Problem ▸
Omit every picture and write out the rest of the records exactly.
------------------------------------
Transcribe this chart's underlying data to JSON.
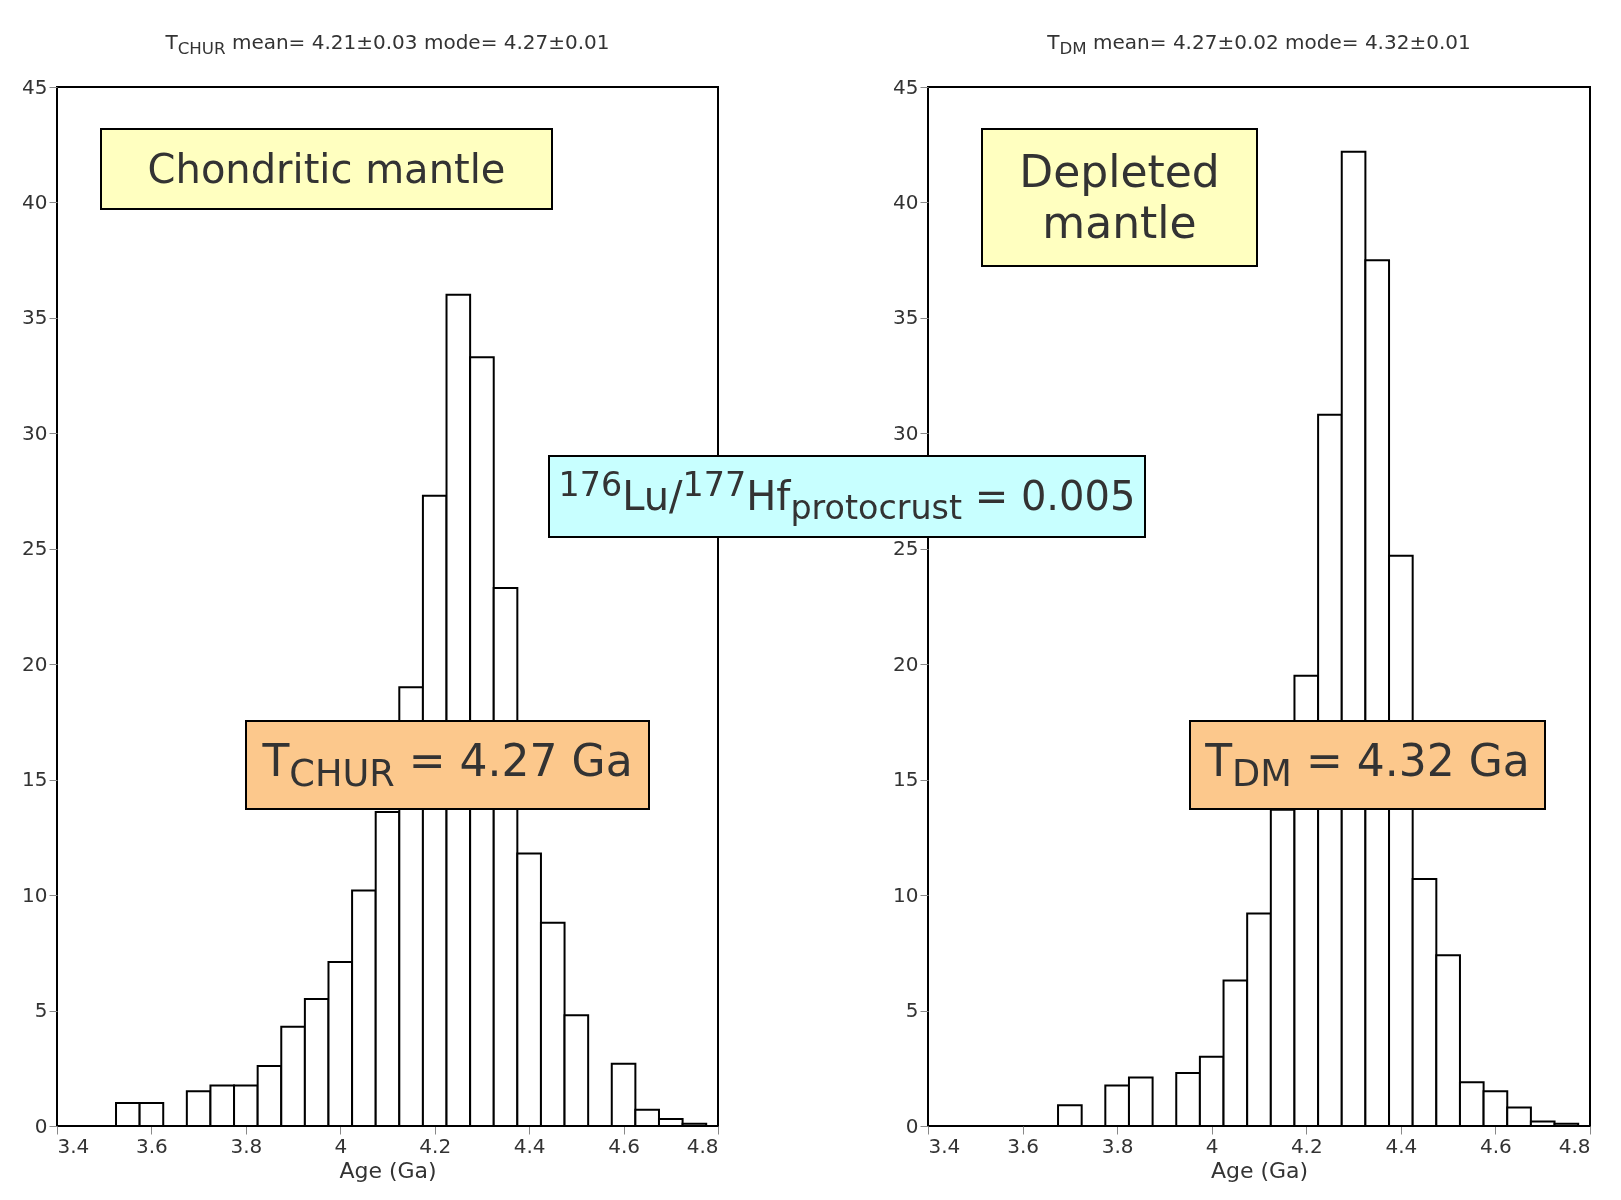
{
  "chart_data": [
    {
      "type": "histogram",
      "title": "T$_{CHUR}$ mean= 4.21±0.03 mode= 4.27±0.01",
      "xlabel": "Age (Ga)",
      "bins": [
        3.525,
        3.575,
        3.625,
        3.675,
        3.725,
        3.775,
        3.825,
        3.875,
        3.925,
        3.975,
        4.025,
        4.075,
        4.125,
        4.175,
        4.225,
        4.275,
        4.325,
        4.375,
        4.425,
        4.475,
        4.525,
        4.575,
        4.625,
        4.675,
        4.725,
        4.775
      ],
      "values": [
        1.0,
        1.0,
        null,
        1.5,
        1.75,
        1.75,
        2.6,
        4.3,
        5.5,
        7.1,
        10.2,
        13.6,
        19,
        27.3,
        36,
        33.3,
        23.3,
        11.8,
        8.8,
        4.8,
        null,
        2.7,
        0.7,
        0.3,
        0.1
      ],
      "color": "#ffffff",
      "xlim": [
        3.4,
        4.8
      ],
      "xticks": [
        3.4,
        3.6,
        3.8,
        4,
        4.2,
        4.4,
        4.6,
        4.8
      ],
      "ylim": [
        0,
        45
      ],
      "yticks": [
        0,
        5,
        10,
        15,
        20,
        25,
        30,
        35,
        40,
        45
      ],
      "grid": false,
      "annotations": [
        "Chondritic mantle",
        "T$_{CHUR}$ = 4.27 Ga",
        "$^{176}$Lu/$^{177}$Hf$_{protocrust}$ = 0.005"
      ]
    },
    {
      "type": "histogram",
      "title": "T$_{DM}$ mean= 4.27±0.02 mode= 4.32±0.01",
      "xlabel": "Age (Ga)",
      "bins": [
        3.675,
        3.725,
        3.775,
        3.825,
        3.875,
        3.925,
        3.975,
        4.025,
        4.075,
        4.125,
        4.175,
        4.225,
        4.275,
        4.325,
        4.375,
        4.425,
        4.475,
        4.525,
        4.575,
        4.625,
        4.675,
        4.725,
        4.775
      ],
      "values": [
        0.9,
        null,
        1.75,
        2.1,
        null,
        2.3,
        3.0,
        6.3,
        9.2,
        13.7,
        19.5,
        30.8,
        42.2,
        37.5,
        24.7,
        10.7,
        7.4,
        1.9,
        1.5,
        0.8,
        0.2,
        0.1
      ],
      "color": "#ffffff",
      "xlim": [
        3.4,
        4.8
      ],
      "xticks": [
        3.4,
        3.6,
        3.8,
        4,
        4.2,
        4.4,
        4.6,
        4.8
      ],
      "ylim": [
        0,
        45
      ],
      "yticks": [
        0,
        5,
        10,
        15,
        20,
        25,
        30,
        35,
        40,
        45
      ],
      "grid": false,
      "annotations": [
        "Depleted mantle",
        "T$_{DM}$ = 4.32 Ga"
      ]
    }
  ]
}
------------------------------------
Response to the exercise ▸
Transcribe this chart's underlying data to JSON.
{
  "chart_data": [
    {
      "type": "histogram",
      "title": "T$_{CHUR}$ mean= 4.21±0.03 mode= 4.27±0.01",
      "xlabel": "Age (Ga)",
      "bins": [
        3.525,
        3.575,
        3.625,
        3.675,
        3.725,
        3.775,
        3.825,
        3.875,
        3.925,
        3.975,
        4.025,
        4.075,
        4.125,
        4.175,
        4.225,
        4.275,
        4.325,
        4.375,
        4.425,
        4.475,
        4.525,
        4.575,
        4.625,
        4.675,
        4.725,
        4.775
      ],
      "values": [
        1.0,
        1.0,
        null,
        1.5,
        1.75,
        1.75,
        2.6,
        4.3,
        5.5,
        7.1,
        10.2,
        13.6,
        19,
        27.3,
        36,
        33.3,
        23.3,
        11.8,
        8.8,
        4.8,
        null,
        2.7,
        0.7,
        0.3,
        0.1
      ],
      "color": "#ffffff",
      "xlim": [
        3.4,
        4.8
      ],
      "xticks": [
        3.4,
        3.6,
        3.8,
        4,
        4.2,
        4.4,
        4.6,
        4.8
      ],
      "ylim": [
        0,
        45
      ],
      "yticks": [
        0,
        5,
        10,
        15,
        20,
        25,
        30,
        35,
        40,
        45
      ],
      "grid": false,
      "annotations": [
        "Chondritic mantle",
        "T$_{CHUR}$ = 4.27 Ga",
        "$^{176}$Lu/$^{177}$Hf$_{protocrust}$ = 0.005"
      ]
    },
    {
      "type": "histogram",
      "title": "T$_{DM}$ mean= 4.27±0.02 mode= 4.32±0.01",
      "xlabel": "Age (Ga)",
      "bins": [
        3.675,
        3.725,
        3.775,
        3.825,
        3.875,
        3.925,
        3.975,
        4.025,
        4.075,
        4.125,
        4.175,
        4.225,
        4.275,
        4.325,
        4.375,
        4.425,
        4.475,
        4.525,
        4.575,
        4.625,
        4.675,
        4.725,
        4.775
      ],
      "values": [
        0.9,
        null,
        1.75,
        2.1,
        null,
        2.3,
        3.0,
        6.3,
        9.2,
        13.7,
        19.5,
        30.8,
        42.2,
        37.5,
        24.7,
        10.7,
        7.4,
        1.9,
        1.5,
        0.8,
        0.2,
        0.1
      ],
      "color": "#ffffff",
      "xlim": [
        3.4,
        4.8
      ],
      "xticks": [
        3.4,
        3.6,
        3.8,
        4,
        4.2,
        4.4,
        4.6,
        4.8
      ],
      "ylim": [
        0,
        45
      ],
      "yticks": [
        0,
        5,
        10,
        15,
        20,
        25,
        30,
        35,
        40,
        45
      ],
      "grid": false,
      "annotations": [
        "Depleted mantle",
        "T$_{DM}$ = 4.32 Ga"
      ]
    }
  ]
}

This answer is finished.